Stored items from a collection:
— START —
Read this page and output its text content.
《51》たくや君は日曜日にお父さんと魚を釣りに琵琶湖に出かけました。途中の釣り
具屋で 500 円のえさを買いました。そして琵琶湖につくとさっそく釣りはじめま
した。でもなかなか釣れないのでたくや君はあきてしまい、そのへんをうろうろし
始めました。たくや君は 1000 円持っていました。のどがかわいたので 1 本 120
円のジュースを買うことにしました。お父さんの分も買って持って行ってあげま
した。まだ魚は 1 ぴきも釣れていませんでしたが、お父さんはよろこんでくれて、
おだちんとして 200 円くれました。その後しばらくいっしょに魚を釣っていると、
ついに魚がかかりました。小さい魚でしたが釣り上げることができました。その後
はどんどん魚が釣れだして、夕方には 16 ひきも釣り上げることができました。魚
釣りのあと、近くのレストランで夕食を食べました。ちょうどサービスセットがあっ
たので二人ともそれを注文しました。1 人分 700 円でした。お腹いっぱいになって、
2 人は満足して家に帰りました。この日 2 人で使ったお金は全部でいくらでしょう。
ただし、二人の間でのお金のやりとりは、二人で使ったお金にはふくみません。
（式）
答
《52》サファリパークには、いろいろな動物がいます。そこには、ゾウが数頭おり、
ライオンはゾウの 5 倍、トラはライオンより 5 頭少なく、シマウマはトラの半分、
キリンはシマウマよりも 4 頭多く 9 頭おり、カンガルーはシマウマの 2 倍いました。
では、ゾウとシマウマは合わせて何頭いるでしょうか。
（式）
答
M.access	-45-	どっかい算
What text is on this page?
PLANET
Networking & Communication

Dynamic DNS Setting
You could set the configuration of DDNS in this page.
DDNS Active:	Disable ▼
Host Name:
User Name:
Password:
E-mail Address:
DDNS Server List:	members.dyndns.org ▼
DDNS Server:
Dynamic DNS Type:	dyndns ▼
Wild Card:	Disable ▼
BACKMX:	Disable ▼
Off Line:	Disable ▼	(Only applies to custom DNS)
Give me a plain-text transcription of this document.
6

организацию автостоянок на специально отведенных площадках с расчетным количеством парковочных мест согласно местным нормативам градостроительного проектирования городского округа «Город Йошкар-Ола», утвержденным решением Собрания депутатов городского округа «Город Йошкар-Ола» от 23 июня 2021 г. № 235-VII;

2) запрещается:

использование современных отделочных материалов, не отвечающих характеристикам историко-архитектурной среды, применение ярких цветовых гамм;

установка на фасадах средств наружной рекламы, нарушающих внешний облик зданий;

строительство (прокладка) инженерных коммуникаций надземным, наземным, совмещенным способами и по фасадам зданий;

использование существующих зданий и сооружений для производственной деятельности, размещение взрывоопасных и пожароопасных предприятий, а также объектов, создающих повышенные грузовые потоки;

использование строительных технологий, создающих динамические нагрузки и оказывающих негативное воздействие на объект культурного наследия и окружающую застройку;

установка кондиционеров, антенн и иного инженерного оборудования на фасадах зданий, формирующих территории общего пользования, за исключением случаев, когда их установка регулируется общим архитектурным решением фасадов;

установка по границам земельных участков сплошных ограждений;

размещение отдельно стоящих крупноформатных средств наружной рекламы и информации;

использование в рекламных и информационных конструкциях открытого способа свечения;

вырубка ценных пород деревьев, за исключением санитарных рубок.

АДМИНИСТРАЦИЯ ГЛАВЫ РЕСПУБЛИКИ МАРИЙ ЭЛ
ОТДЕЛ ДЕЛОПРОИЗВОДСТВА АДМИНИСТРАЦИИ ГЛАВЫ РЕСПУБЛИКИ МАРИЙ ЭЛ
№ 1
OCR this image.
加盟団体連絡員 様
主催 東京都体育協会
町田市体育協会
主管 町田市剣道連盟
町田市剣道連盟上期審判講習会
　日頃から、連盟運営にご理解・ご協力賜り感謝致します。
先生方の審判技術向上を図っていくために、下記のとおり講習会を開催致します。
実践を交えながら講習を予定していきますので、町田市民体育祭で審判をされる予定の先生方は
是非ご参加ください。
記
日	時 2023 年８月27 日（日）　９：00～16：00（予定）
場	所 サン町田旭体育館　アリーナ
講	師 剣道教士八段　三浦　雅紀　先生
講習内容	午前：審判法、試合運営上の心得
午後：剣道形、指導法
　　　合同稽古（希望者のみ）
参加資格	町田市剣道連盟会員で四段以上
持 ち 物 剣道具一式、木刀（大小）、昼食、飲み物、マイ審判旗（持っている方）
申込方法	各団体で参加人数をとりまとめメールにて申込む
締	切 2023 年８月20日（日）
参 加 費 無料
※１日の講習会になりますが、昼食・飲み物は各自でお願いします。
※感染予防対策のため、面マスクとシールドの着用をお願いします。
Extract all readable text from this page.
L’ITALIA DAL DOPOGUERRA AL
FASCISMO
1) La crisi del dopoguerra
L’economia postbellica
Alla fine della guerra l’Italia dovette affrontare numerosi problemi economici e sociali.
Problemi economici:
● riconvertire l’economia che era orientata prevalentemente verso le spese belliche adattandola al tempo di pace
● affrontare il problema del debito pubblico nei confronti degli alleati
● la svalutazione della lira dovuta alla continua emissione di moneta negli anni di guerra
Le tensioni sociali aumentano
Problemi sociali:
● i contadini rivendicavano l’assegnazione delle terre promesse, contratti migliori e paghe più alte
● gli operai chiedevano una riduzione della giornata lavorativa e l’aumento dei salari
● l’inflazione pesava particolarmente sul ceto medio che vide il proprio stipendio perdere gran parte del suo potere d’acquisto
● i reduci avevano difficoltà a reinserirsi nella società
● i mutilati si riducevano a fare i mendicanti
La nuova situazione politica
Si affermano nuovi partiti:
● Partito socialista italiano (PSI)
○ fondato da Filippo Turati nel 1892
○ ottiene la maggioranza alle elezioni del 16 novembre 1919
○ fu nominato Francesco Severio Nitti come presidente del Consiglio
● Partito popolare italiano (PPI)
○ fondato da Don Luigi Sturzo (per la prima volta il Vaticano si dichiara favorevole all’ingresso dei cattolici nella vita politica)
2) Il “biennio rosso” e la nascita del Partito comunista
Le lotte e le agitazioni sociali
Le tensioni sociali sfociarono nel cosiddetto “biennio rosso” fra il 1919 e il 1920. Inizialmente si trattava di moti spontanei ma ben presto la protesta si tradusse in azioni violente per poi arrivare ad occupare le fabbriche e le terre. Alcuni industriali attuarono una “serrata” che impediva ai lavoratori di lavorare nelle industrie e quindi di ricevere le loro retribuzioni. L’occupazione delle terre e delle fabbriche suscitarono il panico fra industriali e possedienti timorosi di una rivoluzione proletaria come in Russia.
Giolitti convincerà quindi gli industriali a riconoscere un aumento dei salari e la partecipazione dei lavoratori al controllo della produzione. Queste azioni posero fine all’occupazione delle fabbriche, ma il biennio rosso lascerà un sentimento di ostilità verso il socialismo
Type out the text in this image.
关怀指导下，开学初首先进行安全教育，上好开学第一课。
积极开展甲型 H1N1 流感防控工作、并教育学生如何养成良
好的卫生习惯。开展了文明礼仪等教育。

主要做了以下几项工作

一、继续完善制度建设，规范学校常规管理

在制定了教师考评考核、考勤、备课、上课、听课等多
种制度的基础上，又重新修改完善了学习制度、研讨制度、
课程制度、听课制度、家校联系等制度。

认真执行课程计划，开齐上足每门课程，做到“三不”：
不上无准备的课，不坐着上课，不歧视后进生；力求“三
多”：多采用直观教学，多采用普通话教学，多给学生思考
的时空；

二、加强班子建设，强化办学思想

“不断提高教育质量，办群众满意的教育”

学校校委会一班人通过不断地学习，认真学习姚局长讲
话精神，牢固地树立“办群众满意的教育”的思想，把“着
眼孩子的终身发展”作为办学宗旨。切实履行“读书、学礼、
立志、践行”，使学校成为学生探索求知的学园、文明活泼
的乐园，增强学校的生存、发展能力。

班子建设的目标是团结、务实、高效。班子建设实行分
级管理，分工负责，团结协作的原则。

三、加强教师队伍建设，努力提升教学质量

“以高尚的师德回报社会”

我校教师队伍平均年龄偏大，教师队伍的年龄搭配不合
— END —
_What the task requires_. Using the listing above, return all lines where the word "зданий" occurs.

_Result of this task_.
установка на фасадах средств наружной рекламы, нарушающих внешний облик зданий;
строительство (прокладка) инженерных коммуникаций надземным, наземным, совмещенным способами и по фасадам зданий;
использование существующих зданий и сооружений для производственной деятельности, размещение взрывоопасных и пожароопасных предприятий, а также объектов, создающих повышенные грузовые потоки;
установка кондиционеров, антенн и иного инженерного оборудования на фасадах зданий, формирующих территории общего пользования, за исключением случаев, когда их установка регулируется общим архитектурным решением фасадов;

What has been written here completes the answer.